** Start of Task data **

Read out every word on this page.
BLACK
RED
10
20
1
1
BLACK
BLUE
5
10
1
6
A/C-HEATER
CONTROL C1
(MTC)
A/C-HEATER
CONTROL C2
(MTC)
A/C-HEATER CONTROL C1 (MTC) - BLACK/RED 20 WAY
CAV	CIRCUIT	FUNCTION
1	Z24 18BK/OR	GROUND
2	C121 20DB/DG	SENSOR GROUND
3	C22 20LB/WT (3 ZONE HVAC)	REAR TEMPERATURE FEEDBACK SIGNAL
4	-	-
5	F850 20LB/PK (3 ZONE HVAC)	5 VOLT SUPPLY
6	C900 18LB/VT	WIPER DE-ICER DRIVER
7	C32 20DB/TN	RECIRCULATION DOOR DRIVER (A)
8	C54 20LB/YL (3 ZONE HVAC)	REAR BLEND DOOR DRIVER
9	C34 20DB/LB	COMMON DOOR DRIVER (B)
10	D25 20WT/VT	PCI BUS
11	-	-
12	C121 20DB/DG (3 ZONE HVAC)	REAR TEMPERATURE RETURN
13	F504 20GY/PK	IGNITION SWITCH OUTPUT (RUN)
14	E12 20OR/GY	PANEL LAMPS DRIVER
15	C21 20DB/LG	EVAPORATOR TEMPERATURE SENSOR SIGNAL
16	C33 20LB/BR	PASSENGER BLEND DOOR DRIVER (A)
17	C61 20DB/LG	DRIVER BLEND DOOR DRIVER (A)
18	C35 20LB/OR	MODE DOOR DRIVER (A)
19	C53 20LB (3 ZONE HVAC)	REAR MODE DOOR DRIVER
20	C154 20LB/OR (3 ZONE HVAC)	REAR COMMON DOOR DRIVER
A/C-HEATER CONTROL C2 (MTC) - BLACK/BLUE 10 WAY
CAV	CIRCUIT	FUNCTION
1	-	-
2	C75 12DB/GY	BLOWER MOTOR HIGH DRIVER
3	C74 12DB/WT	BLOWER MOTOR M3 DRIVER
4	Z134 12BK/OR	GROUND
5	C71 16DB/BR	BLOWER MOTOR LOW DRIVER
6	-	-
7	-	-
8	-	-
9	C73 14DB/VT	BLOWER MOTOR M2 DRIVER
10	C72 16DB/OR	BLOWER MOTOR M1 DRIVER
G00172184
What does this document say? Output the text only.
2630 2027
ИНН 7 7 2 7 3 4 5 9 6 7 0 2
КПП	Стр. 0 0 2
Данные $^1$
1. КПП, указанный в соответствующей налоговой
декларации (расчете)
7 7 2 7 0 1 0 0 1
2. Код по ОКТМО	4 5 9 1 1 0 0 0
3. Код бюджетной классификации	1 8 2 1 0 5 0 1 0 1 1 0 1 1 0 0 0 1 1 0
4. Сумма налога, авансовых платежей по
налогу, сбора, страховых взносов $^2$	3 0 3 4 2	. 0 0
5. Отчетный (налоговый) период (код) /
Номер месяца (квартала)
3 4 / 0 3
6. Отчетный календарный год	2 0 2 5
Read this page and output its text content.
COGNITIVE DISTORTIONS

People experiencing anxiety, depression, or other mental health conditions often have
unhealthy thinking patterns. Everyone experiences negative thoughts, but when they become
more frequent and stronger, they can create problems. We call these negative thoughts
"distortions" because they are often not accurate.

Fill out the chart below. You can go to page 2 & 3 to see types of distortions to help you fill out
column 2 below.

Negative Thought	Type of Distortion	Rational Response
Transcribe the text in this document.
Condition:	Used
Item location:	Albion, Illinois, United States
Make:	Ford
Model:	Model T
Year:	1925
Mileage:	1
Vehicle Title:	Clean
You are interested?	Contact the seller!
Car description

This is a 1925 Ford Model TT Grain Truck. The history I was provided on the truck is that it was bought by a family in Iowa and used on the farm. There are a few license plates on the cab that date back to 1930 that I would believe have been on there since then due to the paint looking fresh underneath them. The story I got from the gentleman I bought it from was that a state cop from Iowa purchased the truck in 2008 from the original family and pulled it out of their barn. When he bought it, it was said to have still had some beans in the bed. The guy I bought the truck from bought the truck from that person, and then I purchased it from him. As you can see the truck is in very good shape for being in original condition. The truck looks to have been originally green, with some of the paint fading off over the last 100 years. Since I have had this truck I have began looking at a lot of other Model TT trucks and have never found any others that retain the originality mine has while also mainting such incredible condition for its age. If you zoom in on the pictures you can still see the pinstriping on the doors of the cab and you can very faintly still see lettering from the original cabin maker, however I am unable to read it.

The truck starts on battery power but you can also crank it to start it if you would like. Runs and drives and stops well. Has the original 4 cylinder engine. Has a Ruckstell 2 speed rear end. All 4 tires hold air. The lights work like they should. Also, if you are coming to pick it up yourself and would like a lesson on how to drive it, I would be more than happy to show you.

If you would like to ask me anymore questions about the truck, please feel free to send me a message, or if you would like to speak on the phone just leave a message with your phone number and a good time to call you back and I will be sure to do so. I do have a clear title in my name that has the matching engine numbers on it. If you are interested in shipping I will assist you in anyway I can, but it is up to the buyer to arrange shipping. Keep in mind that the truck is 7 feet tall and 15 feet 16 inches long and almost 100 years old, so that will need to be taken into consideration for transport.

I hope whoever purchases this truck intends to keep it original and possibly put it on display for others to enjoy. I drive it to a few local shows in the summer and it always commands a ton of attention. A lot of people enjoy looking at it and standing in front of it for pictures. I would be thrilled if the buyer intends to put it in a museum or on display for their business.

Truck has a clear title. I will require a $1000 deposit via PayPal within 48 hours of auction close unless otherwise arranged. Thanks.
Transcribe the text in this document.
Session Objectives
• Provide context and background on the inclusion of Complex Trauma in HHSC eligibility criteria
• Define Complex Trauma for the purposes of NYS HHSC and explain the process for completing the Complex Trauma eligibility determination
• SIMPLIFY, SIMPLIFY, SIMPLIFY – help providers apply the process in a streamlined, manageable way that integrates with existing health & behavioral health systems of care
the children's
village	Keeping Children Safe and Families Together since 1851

** End of Task data **

Restate each entry exactly, skipping none.

Worked solution:
Read out every word on this page.
BLACK
RED
10
20
1
1
BLACK
BLUE
5
10
1
6
A/C-HEATER
CONTROL C1
(MTC)
A/C-HEATER
CONTROL C2
(MTC)
A/C-HEATER CONTROL C1 (MTC) - BLACK/RED 20 WAY
CAV	CIRCUIT	FUNCTION
1	Z24 18BK/OR	GROUND
2	C121 20DB/DG	SENSOR GROUND
3	C22 20LB/WT (3 ZONE HVAC)	REAR TEMPERATURE FEEDBACK SIGNAL
4	-	-
5	F850 20LB/PK (3 ZONE HVAC)	5 VOLT SUPPLY
6	C900 18LB/VT	WIPER DE-ICER DRIVER
7	C32 20DB/TN	RECIRCULATION DOOR DRIVER (A)
8	C54 20LB/YL (3 ZONE HVAC)	REAR BLEND DOOR DRIVER
9	C34 20DB/LB	COMMON DOOR DRIVER (B)
10	D25 20WT/VT	PCI BUS
11	-	-
12	C121 20DB/DG (3 ZONE HVAC)	REAR TEMPERATURE RETURN
13	F504 20GY/PK	IGNITION SWITCH OUTPUT (RUN)
14	E12 20OR/GY	PANEL LAMPS DRIVER
15	C21 20DB/LG	EVAPORATOR TEMPERATURE SENSOR SIGNAL
16	C33 20LB/BR	PASSENGER BLEND DOOR DRIVER (A)
17	C61 20DB/LG	DRIVER BLEND DOOR DRIVER (A)
18	C35 20LB/OR	MODE DOOR DRIVER (A)
19	C53 20LB (3 ZONE HVAC)	REAR MODE DOOR DRIVER
20	C154 20LB/OR (3 ZONE HVAC)	REAR COMMON DOOR DRIVER
A/C-HEATER CONTROL C2 (MTC) - BLACK/BLUE 10 WAY
CAV	CIRCUIT	FUNCTION
1	-	-
2	C75 12DB/GY	BLOWER MOTOR HIGH DRIVER
3	C74 12DB/WT	BLOWER MOTOR M3 DRIVER
4	Z134 12BK/OR	GROUND
5	C71 16DB/BR	BLOWER MOTOR LOW DRIVER
6	-	-
7	-	-
8	-	-
9	C73 14DB/VT	BLOWER MOTOR M2 DRIVER
10	C72 16DB/OR	BLOWER MOTOR M1 DRIVER
G00172184
What does this document say? Output the text only.
2630 2027
ИНН 7 7 2 7 3 4 5 9 6 7 0 2
КПП	Стр. 0 0 2
Данные $^1$
1. КПП, указанный в соответствующей налоговой
декларации (расчете)
7 7 2 7 0 1 0 0 1
2. Код по ОКТМО	4 5 9 1 1 0 0 0
3. Код бюджетной классификации	1 8 2 1 0 5 0 1 0 1 1 0 1 1 0 0 0 1 1 0
4. Сумма налога, авансовых платежей по
налогу, сбора, страховых взносов $^2$	3 0 3 4 2	. 0 0
5. Отчетный (налоговый) период (код) /
Номер месяца (квартала)
3 4 / 0 3
6. Отчетный календарный год	2 0 2 5
Read this page and output its text content.
COGNITIVE DISTORTIONS

People experiencing anxiety, depression, or other mental health conditions often have
unhealthy thinking patterns. Everyone experiences negative thoughts, but when they become
more frequent and stronger, they can create problems. We call these negative thoughts
"distortions" because they are often not accurate.

Fill out the chart below. You can go to page 2 & 3 to see types of distortions to help you fill out
column 2 below.

Negative Thought	Type of Distortion	Rational Response
Transcribe the text in this document.
Condition:	Used
Item location:	Albion, Illinois, United States
Make:	Ford
Model:	Model T
Year:	1925
Mileage:	1
Vehicle Title:	Clean
You are interested?	Contact the seller!
Car description

This is a 1925 Ford Model TT Grain Truck. The history I was provided on the truck is that it was bought by a family in Iowa and used on the farm. There are a few license plates on the cab that date back to 1930 that I would believe have been on there since then due to the paint looking fresh underneath them. The story I got from the gentleman I bought it from was that a state cop from Iowa purchased the truck in 2008 from the original family and pulled it out of their barn. When he bought it, it was said to have still had some beans in the bed. The guy I bought the truck from bought the truck from that person, and then I purchased it from him. As you can see the truck is in very good shape for being in original condition. The truck looks to have been originally green, with some of the paint fading off over the last 100 years. Since I have had this truck I have began looking at a lot of other Model TT trucks and have never found any others that retain the originality mine has while also mainting such incredible condition for its age. If you zoom in on the pictures you can still see the pinstriping on the doors of the cab and you can very faintly still see lettering from the original cabin maker, however I am unable to read it.

The truck starts on battery power but you can also crank it to start it if you would like. Runs and drives and stops well. Has the original 4 cylinder engine. Has a Ruckstell 2 speed rear end. All 4 tires hold air. The lights work like they should. Also, if you are coming to pick it up yourself and would like a lesson on how to drive it, I would be more than happy to show you.

If you would like to ask me anymore questions about the truck, please feel free to send me a message, or if you would like to speak on the phone just leave a message with your phone number and a good time to call you back and I will be sure to do so. I do have a clear title in my name that has the matching engine numbers on it. If you are interested in shipping I will assist you in anyway I can, but it is up to the buyer to arrange shipping. Keep in mind that the truck is 7 feet tall and 15 feet 16 inches long and almost 100 years old, so that will need to be taken into consideration for transport.

I hope whoever purchases this truck intends to keep it original and possibly put it on display for others to enjoy. I drive it to a few local shows in the summer and it always commands a ton of attention. A lot of people enjoy looking at it and standing in front of it for pictures. I would be thrilled if the buyer intends to put it in a museum or on display for their business.

Truck has a clear title. I will require a $1000 deposit via PayPal within 48 hours of auction close unless otherwise arranged. Thanks.
Transcribe the text in this document.
Session Objectives
• Provide context and background on the inclusion of Complex Trauma in HHSC eligibility criteria
• Define Complex Trauma for the purposes of NYS HHSC and explain the process for completing the Complex Trauma eligibility determination
• SIMPLIFY, SIMPLIFY, SIMPLIFY – help providers apply the process in a streamlined, manageable way that integrates with existing health & behavioral health systems of care
the children's
village	Keeping Children Safe and Families Together since 1851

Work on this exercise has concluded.